(Figure dataset records)
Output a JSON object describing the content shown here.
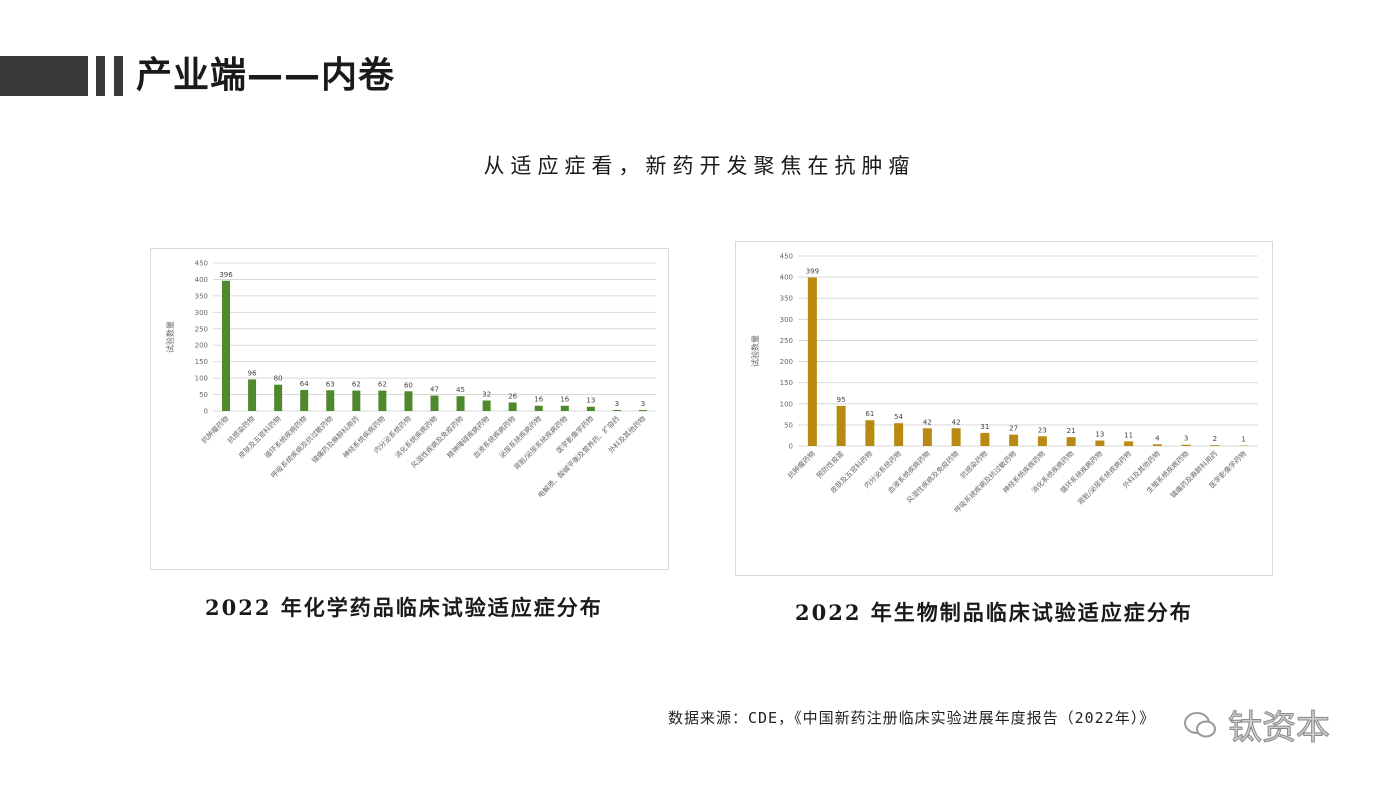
{
  "page": {
    "title": "产业端——内卷",
    "subtitle": "从适应症看，新药开发聚焦在抗肿瘤",
    "source": "数据来源：CDE，《中国新药注册临床实验进展年度报告（2022年）》",
    "watermark": "钛资本"
  },
  "chart_data": [
    {
      "type": "bar",
      "caption": "2022 年化学药品临床试验适应症分布",
      "ylabel": "试验数量",
      "ylim": [
        0,
        450
      ],
      "yticks": [
        "0",
        "50",
        "100",
        "150",
        "200",
        "250",
        "300",
        "350",
        "400",
        "450"
      ],
      "color": "#4e8a2c",
      "categories": [
        "抗肿瘤药物",
        "抗感染药物",
        "皮肤及五官科药物",
        "循环系统疾病药物",
        "呼吸系统疾病及抗过敏药物",
        "镇痛药及麻醉科用药",
        "神经系统疾病药物",
        "内分泌系统药物",
        "消化系统疾病药物",
        "风湿性疾病及免疫药物",
        "精神障碍疾病药物",
        "血液系统疾病药物",
        "泌尿系统疾病药物",
        "肾脏/泌尿系统疾病药物",
        "医学影像学药物",
        "电解质、酸碱平衡及营养药、扩容药",
        "外科及其他药物"
      ],
      "values": [
        396,
        96,
        80,
        64,
        63,
        62,
        62,
        60,
        47,
        45,
        32,
        26,
        16,
        16,
        13,
        3,
        3
      ],
      "grid": true
    },
    {
      "type": "bar",
      "caption": "2022 年生物制品临床试验适应症分布",
      "ylabel": "试验数量",
      "ylim": [
        0,
        450
      ],
      "yticks": [
        "0",
        "50",
        "100",
        "150",
        "200",
        "250",
        "300",
        "350",
        "400",
        "450"
      ],
      "color": "#b98a12",
      "categories": [
        "抗肿瘤药物",
        "预防性疫苗",
        "皮肤及五官科药物",
        "内分泌系统药物",
        "血液系统疾病药物",
        "风湿性疾病及免疫药物",
        "抗感染药物",
        "呼吸系统疾病及抗过敏药物",
        "神经系统疾病药物",
        "消化系统疾病药物",
        "循环系统疾病药物",
        "肾脏/泌尿系统疾病药物",
        "外科及其他药物",
        "生殖系统疾病药物",
        "镇痛药及麻醉科用药",
        "医学影像学药物"
      ],
      "values": [
        399,
        95,
        61,
        54,
        42,
        42,
        31,
        27,
        23,
        21,
        13,
        11,
        4,
        3,
        2,
        1
      ],
      "grid": true
    }
  ]
}
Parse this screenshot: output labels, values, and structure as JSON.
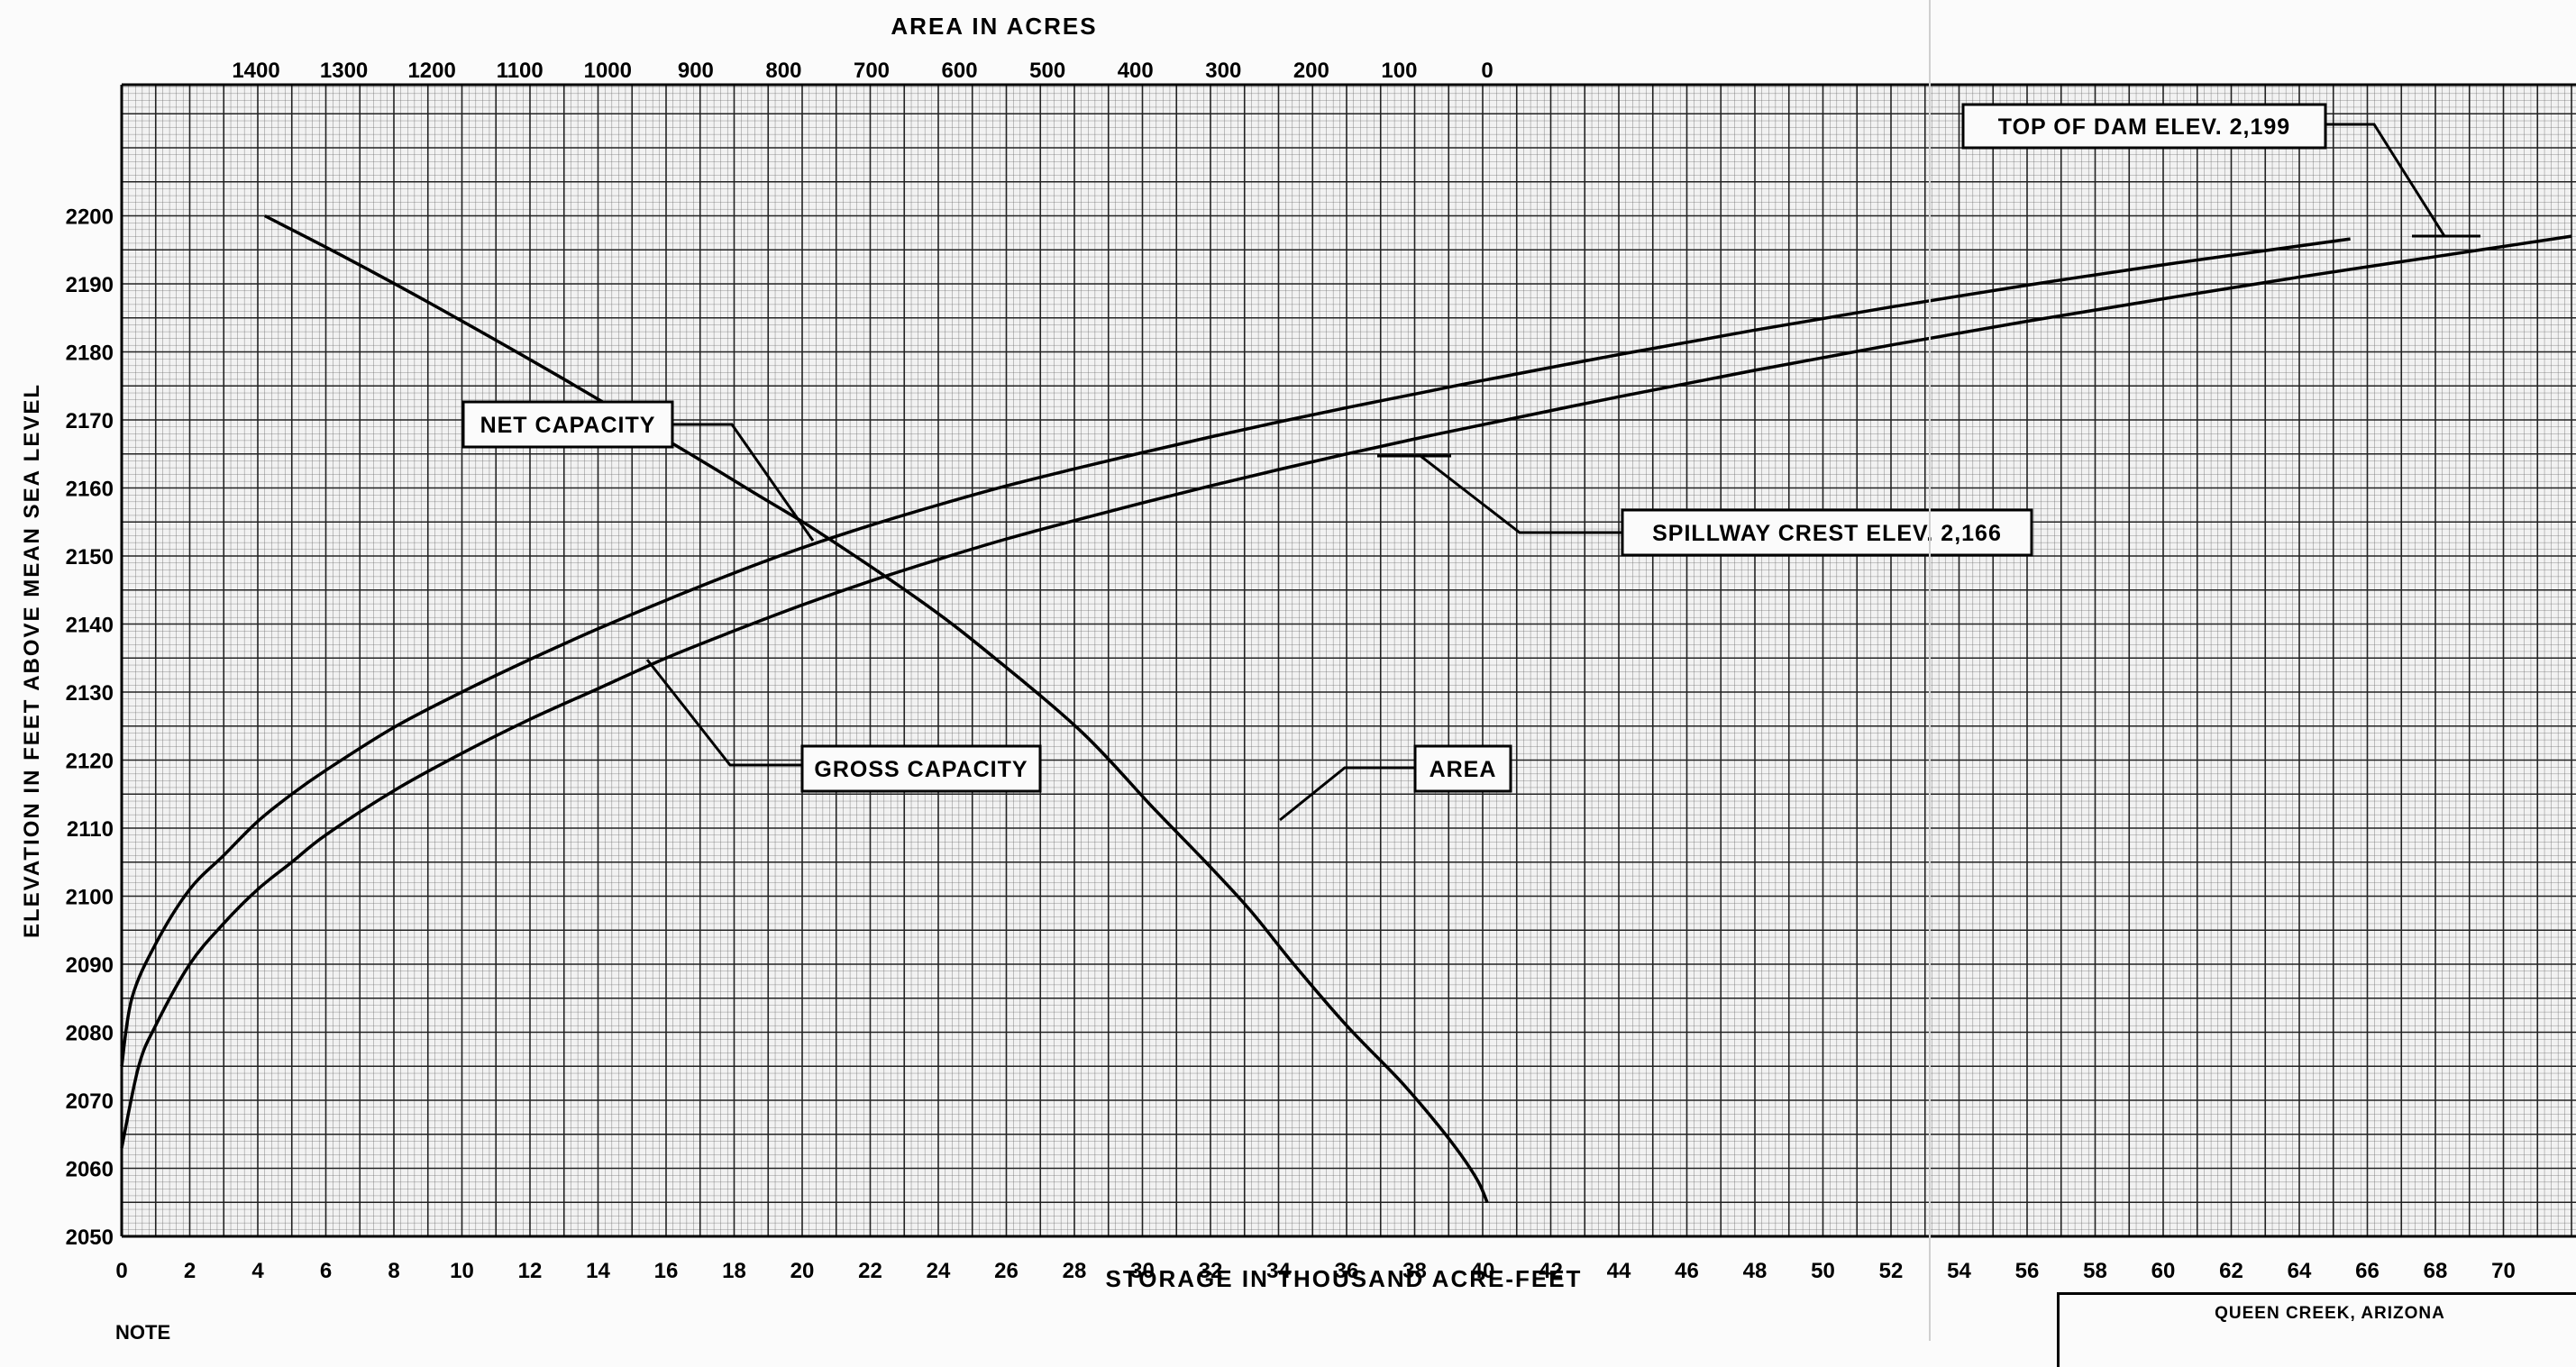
{
  "chart_data": {
    "type": "line",
    "title": "",
    "top_axis": {
      "label": "AREA IN ACRES",
      "ticks": [
        1400,
        1300,
        1200,
        1100,
        1000,
        900,
        800,
        700,
        600,
        500,
        400,
        300,
        200,
        100,
        0
      ],
      "tick_labels": [
        "1400",
        "1300",
        "1200",
        "1100",
        "1000",
        "900",
        "800",
        "700",
        "600",
        "500",
        "400",
        "300",
        "200",
        "100",
        "0"
      ]
    },
    "xlabel": "STORAGE IN THOUSAND ACRE-FEET",
    "ylabel": "ELEVATION IN FEET ABOVE MEAN SEA LEVEL",
    "xlim": [
      0,
      72
    ],
    "ylim": [
      2050,
      2220
    ],
    "x_ticks": [
      0,
      2,
      4,
      6,
      8,
      10,
      12,
      14,
      16,
      18,
      20,
      22,
      24,
      26,
      28,
      30,
      32,
      34,
      36,
      38,
      40,
      42,
      44,
      46,
      48,
      50,
      52,
      54,
      56,
      58,
      60,
      62,
      64,
      66,
      68,
      70
    ],
    "y_ticks": [
      2050,
      2060,
      2070,
      2080,
      2090,
      2100,
      2110,
      2120,
      2130,
      2140,
      2150,
      2160,
      2170,
      2180,
      2190,
      2200
    ],
    "grid": true,
    "series": [
      {
        "name": "NET CAPACITY",
        "x": [
          0,
          0.3,
          1,
          2,
          3,
          4,
          5,
          6,
          8,
          10,
          12,
          14,
          16,
          18,
          20,
          22,
          24,
          26,
          28,
          30,
          32,
          34,
          36,
          38,
          40,
          44,
          48,
          52,
          56,
          60,
          65.5
        ],
        "y": [
          2075,
          2085,
          2093,
          2101,
          2106,
          2111,
          2115,
          2118.5,
          2124.8,
          2130,
          2134.8,
          2139.3,
          2143.5,
          2147.5,
          2151.2,
          2154.5,
          2157.5,
          2160.3,
          2162.8,
          2165.2,
          2167.5,
          2169.7,
          2171.8,
          2173.8,
          2175.8,
          2179.6,
          2183.2,
          2186.6,
          2189.8,
          2192.8,
          2196.6
        ]
      },
      {
        "name": "GROSS CAPACITY",
        "x": [
          0,
          0.5,
          1,
          2,
          3,
          4,
          5,
          6,
          8,
          10,
          12,
          14,
          16,
          18,
          20,
          22,
          24,
          26,
          28,
          30,
          32,
          34,
          36,
          38,
          40,
          44,
          48,
          52,
          56,
          60,
          64,
          68,
          72
        ],
        "y": [
          2063,
          2075,
          2081,
          2090,
          2096,
          2101,
          2105,
          2109,
          2115.5,
          2121,
          2126,
          2130.5,
          2135,
          2139,
          2142.8,
          2146.3,
          2149.5,
          2152.5,
          2155.2,
          2157.8,
          2160.3,
          2162.7,
          2165,
          2167.2,
          2169.3,
          2173.4,
          2177.3,
          2181,
          2184.5,
          2187.8,
          2191,
          2194,
          2197
        ]
      },
      {
        "name": "AREA",
        "area_acres": [
          1390,
          1300,
          1200,
          1050,
          900,
          830,
          760,
          640,
          560,
          460,
          380,
          320,
          270,
          220,
          160,
          100,
          60,
          30,
          10,
          0
        ],
        "y": [
          2200,
          2194,
          2187,
          2176,
          2164.5,
          2159,
          2153.5,
          2143,
          2135,
          2124,
          2113,
          2105,
          2098,
          2090,
          2081,
          2073,
          2067,
          2062,
          2058,
          2055
        ]
      }
    ],
    "annotations": {
      "net_capacity": "NET CAPACITY",
      "gross_capacity": "GROSS CAPACITY",
      "area": "AREA",
      "spillway": "SPILLWAY CREST ELEV. 2,166",
      "top_of_dam": "TOP OF DAM ELEV. 2,199"
    },
    "reference_levels": {
      "spillway_crest": 2166,
      "top_of_dam": 2199
    }
  },
  "footer": {
    "note": "NOTE",
    "title_block": "QUEEN CREEK, ARIZONA"
  }
}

__INSTRUCTION__:
Restate the records above in full, word for word. Keep pictures out.

__PROBLEM SOLUTION__:
Output a JSON object describing the content shown here.
{
  "page": {
    "title": "产业端——内卷",
    "subtitle": "从适应症看，新药开发聚焦在抗肿瘤",
    "source": "数据来源：CDE，《中国新药注册临床实验进展年度报告（2022年）》",
    "watermark": "钛资本"
  },
  "chart_data": [
    {
      "type": "bar",
      "caption": "2022 年化学药品临床试验适应症分布",
      "ylabel": "试验数量",
      "ylim": [
        0,
        450
      ],
      "yticks": [
        "0",
        "50",
        "100",
        "150",
        "200",
        "250",
        "300",
        "350",
        "400",
        "450"
      ],
      "color": "#4e8a2c",
      "categories": [
        "抗肿瘤药物",
        "抗感染药物",
        "皮肤及五官科药物",
        "循环系统疾病药物",
        "呼吸系统疾病及抗过敏药物",
        "镇痛药及麻醉科用药",
        "神经系统疾病药物",
        "内分泌系统药物",
        "消化系统疾病药物",
        "风湿性疾病及免疫药物",
        "精神障碍疾病药物",
        "血液系统疾病药物",
        "泌尿系统疾病药物",
        "肾脏/泌尿系统疾病药物",
        "医学影像学药物",
        "电解质、酸碱平衡及营养药、扩容药",
        "外科及其他药物"
      ],
      "values": [
        396,
        96,
        80,
        64,
        63,
        62,
        62,
        60,
        47,
        45,
        32,
        26,
        16,
        16,
        13,
        3,
        3
      ],
      "grid": true
    },
    {
      "type": "bar",
      "caption": "2022 年生物制品临床试验适应症分布",
      "ylabel": "试验数量",
      "ylim": [
        0,
        450
      ],
      "yticks": [
        "0",
        "50",
        "100",
        "150",
        "200",
        "250",
        "300",
        "350",
        "400",
        "450"
      ],
      "color": "#b98a12",
      "categories": [
        "抗肿瘤药物",
        "预防性疫苗",
        "皮肤及五官科药物",
        "内分泌系统药物",
        "血液系统疾病药物",
        "风湿性疾病及免疫药物",
        "抗感染药物",
        "呼吸系统疾病及抗过敏药物",
        "神经系统疾病药物",
        "消化系统疾病药物",
        "循环系统疾病药物",
        "肾脏/泌尿系统疾病药物",
        "外科及其他药物",
        "生殖系统疾病药物",
        "镇痛药及麻醉科用药",
        "医学影像学药物"
      ],
      "values": [
        399,
        95,
        61,
        54,
        42,
        42,
        31,
        27,
        23,
        21,
        13,
        11,
        4,
        3,
        2,
        1
      ],
      "grid": true
    }
  ]
}
Parse this screenshot: output labels, values, and structure as JSON.
{
  "chart_data": {
    "type": "line",
    "title": "",
    "top_axis": {
      "label": "AREA IN ACRES",
      "ticks": [
        1400,
        1300,
        1200,
        1100,
        1000,
        900,
        800,
        700,
        600,
        500,
        400,
        300,
        200,
        100,
        0
      ],
      "tick_labels": [
        "1400",
        "1300",
        "1200",
        "1100",
        "1000",
        "900",
        "800",
        "700",
        "600",
        "500",
        "400",
        "300",
        "200",
        "100",
        "0"
      ]
    },
    "xlabel": "STORAGE IN THOUSAND ACRE-FEET",
    "ylabel": "ELEVATION IN FEET ABOVE MEAN SEA LEVEL",
    "xlim": [
      0,
      72
    ],
    "ylim": [
      2050,
      2220
    ],
    "x_ticks": [
      0,
      2,
      4,
      6,
      8,
      10,
      12,
      14,
      16,
      18,
      20,
      22,
      24,
      26,
      28,
      30,
      32,
      34,
      36,
      38,
      40,
      42,
      44,
      46,
      48,
      50,
      52,
      54,
      56,
      58,
      60,
      62,
      64,
      66,
      68,
      70
    ],
    "y_ticks": [
      2050,
      2060,
      2070,
      2080,
      2090,
      2100,
      2110,
      2120,
      2130,
      2140,
      2150,
      2160,
      2170,
      2180,
      2190,
      2200
    ],
    "grid": true,
    "series": [
      {
        "name": "NET CAPACITY",
        "x": [
          0,
          0.3,
          1,
          2,
          3,
          4,
          5,
          6,
          8,
          10,
          12,
          14,
          16,
          18,
          20,
          22,
          24,
          26,
          28,
          30,
          32,
          34,
          36,
          38,
          40,
          44,
          48,
          52,
          56,
          60,
          65.5
        ],
        "y": [
          2075,
          2085,
          2093,
          2101,
          2106,
          2111,
          2115,
          2118.5,
          2124.8,
          2130,
          2134.8,
          2139.3,
          2143.5,
          2147.5,
          2151.2,
          2154.5,
          2157.5,
          2160.3,
          2162.8,
          2165.2,
          2167.5,
          2169.7,
          2171.8,
          2173.8,
          2175.8,
          2179.6,
          2183.2,
          2186.6,
          2189.8,
          2192.8,
          2196.6
        ]
      },
      {
        "name": "GROSS CAPACITY",
        "x": [
          0,
          0.5,
          1,
          2,
          3,
          4,
          5,
          6,
          8,
          10,
          12,
          14,
          16,
          18,
          20,
          22,
          24,
          26,
          28,
          30,
          32,
          34,
          36,
          38,
          40,
          44,
          48,
          52,
          56,
          60,
          64,
          68,
          72
        ],
        "y": [
          2063,
          2075,
          2081,
          2090,
          2096,
          2101,
          2105,
          2109,
          2115.5,
          2121,
          2126,
          2130.5,
          2135,
          2139,
          2142.8,
          2146.3,
          2149.5,
          2152.5,
          2155.2,
          2157.8,
          2160.3,
          2162.7,
          2165,
          2167.2,
          2169.3,
          2173.4,
          2177.3,
          2181,
          2184.5,
          2187.8,
          2191,
          2194,
          2197
        ]
      },
      {
        "name": "AREA",
        "area_acres": [
          1390,
          1300,
          1200,
          1050,
          900,
          830,
          760,
          640,
          560,
          460,
          380,
          320,
          270,
          220,
          160,
          100,
          60,
          30,
          10,
          0
        ],
        "y": [
          2200,
          2194,
          2187,
          2176,
          2164.5,
          2159,
          2153.5,
          2143,
          2135,
          2124,
          2113,
          2105,
          2098,
          2090,
          2081,
          2073,
          2067,
          2062,
          2058,
          2055
        ]
      }
    ],
    "annotations": {
      "net_capacity": "NET CAPACITY",
      "gross_capacity": "GROSS CAPACITY",
      "area": "AREA",
      "spillway": "SPILLWAY CREST ELEV. 2,166",
      "top_of_dam": "TOP OF DAM ELEV. 2,199"
    },
    "reference_levels": {
      "spillway_crest": 2166,
      "top_of_dam": 2199
    }
  },
  "footer": {
    "note": "NOTE",
    "title_block": "QUEEN CREEK, ARIZONA"
  }
}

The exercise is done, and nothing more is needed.